WHAT THE EXERCISE ASKS — Repeat what the lines below say, word for word, and skip every image.

↓

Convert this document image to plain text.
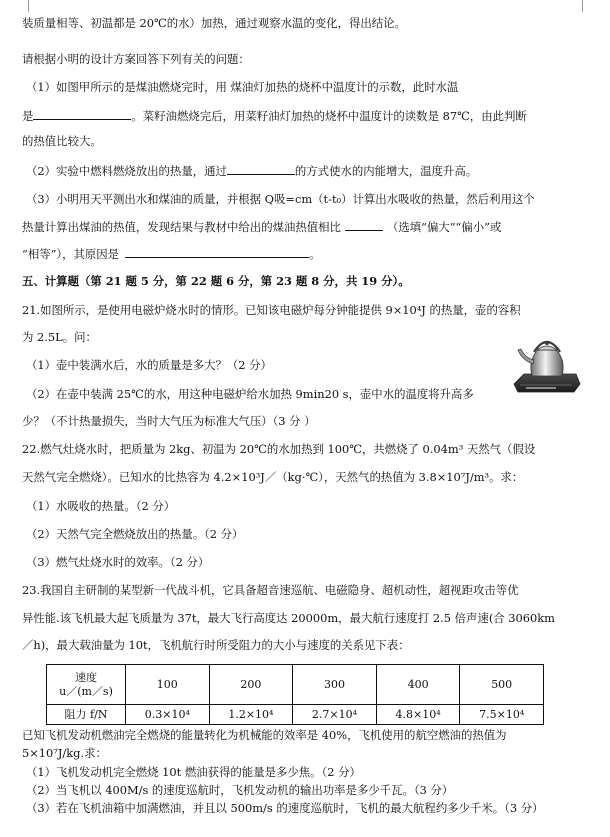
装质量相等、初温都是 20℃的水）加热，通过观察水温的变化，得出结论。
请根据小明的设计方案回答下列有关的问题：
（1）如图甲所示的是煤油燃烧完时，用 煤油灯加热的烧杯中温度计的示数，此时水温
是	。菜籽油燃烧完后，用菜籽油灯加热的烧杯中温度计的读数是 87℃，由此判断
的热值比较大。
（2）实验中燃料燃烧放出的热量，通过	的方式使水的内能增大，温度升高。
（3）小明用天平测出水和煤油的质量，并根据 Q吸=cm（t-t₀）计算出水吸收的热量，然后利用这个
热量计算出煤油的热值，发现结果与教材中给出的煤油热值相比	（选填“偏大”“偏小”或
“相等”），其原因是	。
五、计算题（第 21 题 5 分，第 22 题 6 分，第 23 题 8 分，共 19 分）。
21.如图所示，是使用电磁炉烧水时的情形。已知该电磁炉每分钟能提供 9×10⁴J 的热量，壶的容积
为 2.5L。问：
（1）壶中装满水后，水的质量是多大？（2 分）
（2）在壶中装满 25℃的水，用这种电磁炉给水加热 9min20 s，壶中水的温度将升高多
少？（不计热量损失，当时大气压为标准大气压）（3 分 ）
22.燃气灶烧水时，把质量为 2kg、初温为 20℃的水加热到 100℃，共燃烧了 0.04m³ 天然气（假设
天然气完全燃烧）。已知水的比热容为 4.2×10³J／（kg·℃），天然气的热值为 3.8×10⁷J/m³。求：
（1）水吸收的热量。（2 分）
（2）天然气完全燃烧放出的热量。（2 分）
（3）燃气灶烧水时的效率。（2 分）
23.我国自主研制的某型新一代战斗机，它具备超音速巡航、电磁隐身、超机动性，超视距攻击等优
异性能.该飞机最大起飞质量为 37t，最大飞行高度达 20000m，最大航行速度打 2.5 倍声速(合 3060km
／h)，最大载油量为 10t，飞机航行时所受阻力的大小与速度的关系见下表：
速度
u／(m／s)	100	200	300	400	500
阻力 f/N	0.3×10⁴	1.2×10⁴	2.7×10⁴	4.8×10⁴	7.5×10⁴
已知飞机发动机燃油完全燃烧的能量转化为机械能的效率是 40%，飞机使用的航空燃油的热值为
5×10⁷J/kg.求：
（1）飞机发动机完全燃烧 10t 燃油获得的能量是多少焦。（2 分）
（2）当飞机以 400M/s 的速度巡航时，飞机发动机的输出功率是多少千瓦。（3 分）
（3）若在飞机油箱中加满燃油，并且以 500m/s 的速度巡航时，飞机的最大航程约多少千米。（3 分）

↑

TASK ANSWER —
Convert this document image to plain text.
装质量相等、初温都是 20℃的水）加热，通过观察水温的变化，得出结论。
请根据小明的设计方案回答下列有关的问题：
（1）如图甲所示的是煤油燃烧完时，用 煤油灯加热的烧杯中温度计的示数，此时水温
是	。菜籽油燃烧完后，用菜籽油灯加热的烧杯中温度计的读数是 87℃，由此判断
的热值比较大。
（2）实验中燃料燃烧放出的热量，通过	的方式使水的内能增大，温度升高。
（3）小明用天平测出水和煤油的质量，并根据 Q吸=cm（t-t₀）计算出水吸收的热量，然后利用这个
热量计算出煤油的热值，发现结果与教材中给出的煤油热值相比	（选填“偏大”“偏小”或
“相等”），其原因是	。
五、计算题（第 21 题 5 分，第 22 题 6 分，第 23 题 8 分，共 19 分）。
21.如图所示，是使用电磁炉烧水时的情形。已知该电磁炉每分钟能提供 9×10⁴J 的热量，壶的容积
为 2.5L。问：
（1）壶中装满水后，水的质量是多大？（2 分）
（2）在壶中装满 25℃的水，用这种电磁炉给水加热 9min20 s，壶中水的温度将升高多
少？（不计热量损失，当时大气压为标准大气压）（3 分 ）
22.燃气灶烧水时，把质量为 2kg、初温为 20℃的水加热到 100℃，共燃烧了 0.04m³ 天然气（假设
天然气完全燃烧）。已知水的比热容为 4.2×10³J／（kg·℃），天然气的热值为 3.8×10⁷J/m³。求：
（1）水吸收的热量。（2 分）
（2）天然气完全燃烧放出的热量。（2 分）
（3）燃气灶烧水时的效率。（2 分）
23.我国自主研制的某型新一代战斗机，它具备超音速巡航、电磁隐身、超机动性，超视距攻击等优
异性能.该飞机最大起飞质量为 37t，最大飞行高度达 20000m，最大航行速度打 2.5 倍声速(合 3060km
／h)，最大载油量为 10t，飞机航行时所受阻力的大小与速度的关系见下表：
速度
u／(m／s)	100	200	300	400	500
阻力 f/N	0.3×10⁴	1.2×10⁴	2.7×10⁴	4.8×10⁴	7.5×10⁴
已知飞机发动机燃油完全燃烧的能量转化为机械能的效率是 40%，飞机使用的航空燃油的热值为
5×10⁷J/kg.求：
（1）飞机发动机完全燃烧 10t 燃油获得的能量是多少焦。（2 分）
（2）当飞机以 400M/s 的速度巡航时，飞机发动机的输出功率是多少千瓦。（3 分）
（3）若在飞机油箱中加满燃油，并且以 500m/s 的速度巡航时，飞机的最大航程约多少千米。（3 分）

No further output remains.